### What is asked
Render the data, starting at the line containing "y2-tick-label: 2 <box>1177 189 1184 199</box>" and ending at the line containing "text: (A) <box>275 390 294 404</box>", as a Markdown table with columns headed Row and Line, numbering each line and omitting any blank lines.

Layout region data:

··········

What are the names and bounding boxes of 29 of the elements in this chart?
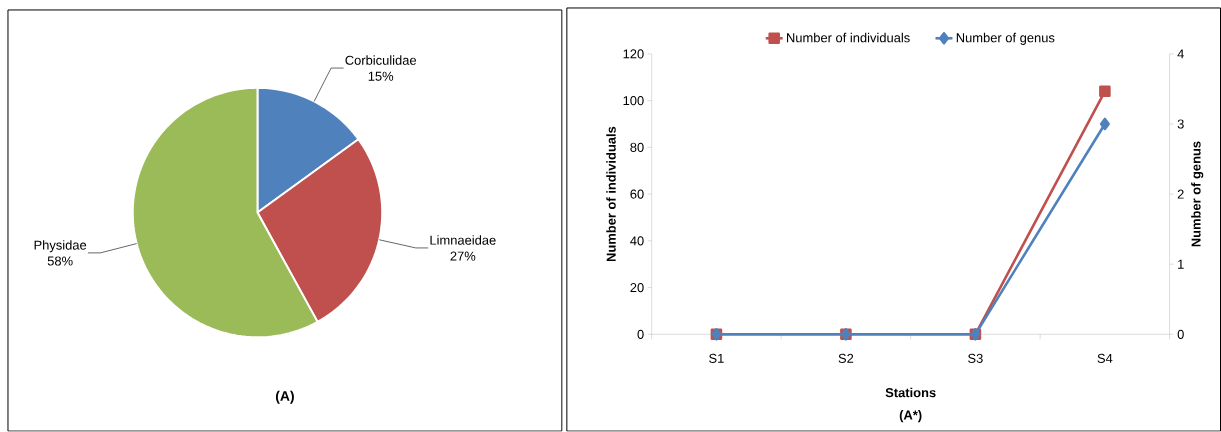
y2-tick-label: 2 <box>1177 189 1184 199</box>
legend-label: Number of individuals <box>787 33 910 43</box>
y-tick-label: 20 <box>630 283 644 293</box>
slice-label: Limnaeidae <box>430 235 496 245</box>
data-label: 15% <box>368 71 394 81</box>
data-label: 58% <box>47 256 73 266</box>
y-tick-label: 80 <box>630 142 644 153</box>
y2-tick-label: 0 <box>1177 329 1184 340</box>
slice-label: Corbiculidae <box>345 55 417 66</box>
legend-label: Number of genus <box>956 33 1055 46</box>
y-tick-label: 120 <box>623 49 644 59</box>
x-tick-label: S1 <box>709 353 724 364</box>
y-tick-label: 100 <box>623 96 644 106</box>
y2-tick-label: 1 <box>1178 259 1184 269</box>
y-tick-label: 40 <box>630 236 644 246</box>
y2-tick-label: 3 <box>1177 119 1184 129</box>
x-tick-label: S2 <box>838 353 854 364</box>
x-axis-title: Stations <box>885 387 936 398</box>
x-tick-label: S3 <box>968 353 983 364</box>
y-axis-title: Number of individuals <box>606 126 616 262</box>
y2-tick-label: 4 <box>1177 49 1184 59</box>
x-tick-label: S4 <box>1097 353 1113 364</box>
text: (A*) <box>899 410 922 423</box>
slice-label: Physidae <box>34 240 87 253</box>
y2-axis-title: Number of genus <box>1191 141 1204 247</box>
text: (A) <box>275 390 294 404</box>
data-label: 27% <box>450 251 476 261</box>
y-tick-label: 60 <box>630 189 644 199</box>
y-tick-label: 0 <box>637 329 644 340</box>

··········

### Answer to this problem
| Row | Line |
|---|---|
| 1 | y2-tick-label: 2 <box>1177 189 1184 199</box> |
| 2 | legend-label: Number of individuals <box>787 33 910 43</box> |
| 3 | y-tick-label: 20 <box>630 283 644 293</box> |
| 4 | slice-label: Limnaeidae <box>430 235 496 245</box> |
| 5 | data-label: 15% <box>368 71 394 81</box> |
| 6 | data-label: 58% <box>47 256 73 266</box> |
| 7 | y-tick-label: 80 <box>630 142 644 153</box> |
| 8 | y2-tick-label: 0 <box>1177 329 1184 340</box> |
| 9 | slice-label: Corbiculidae <box>345 55 417 66</box> |
| 10 | legend-label: Number of genus <box>956 33 1055 46</box> |
| 11 | y-tick-label: 120 <box>623 49 644 59</box> |
| 12 | x-tick-label: S1 <box>709 353 724 364</box> |
| 13 | y-tick-label: 100 <box>623 96 644 106</box> |
| 14 | y2-tick-label: 1 <box>1178 259 1184 269</box> |
| 15 | y-tick-label: 40 <box>630 236 644 246</box> |
| 16 | y2-tick-label: 3 <box>1177 119 1184 129</box> |
| 17 | x-tick-label: S2 <box>838 353 854 364</box> |
| 18 | x-axis-title: Stations <box>885 387 936 398</box> |
| 19 | x-tick-label: S3 <box>968 353 983 364</box> |
| 20 | y-axis-title: Number of individuals <box>606 126 616 262</box> |
| 21 | y2-tick-label: 4 <box>1177 49 1184 59</box> |
| 22 | x-tick-label: S4 <box>1097 353 1113 364</box> |
| 23 | text: (A*) <box>899 410 922 423</box> |
| 24 | slice-label: Physidae <box>34 240 87 253</box> |
| 25 | y2-axis-title: Number of genus <box>1191 141 1204 247</box> |
| 26 | text: (A) <box>275 390 294 404</box> |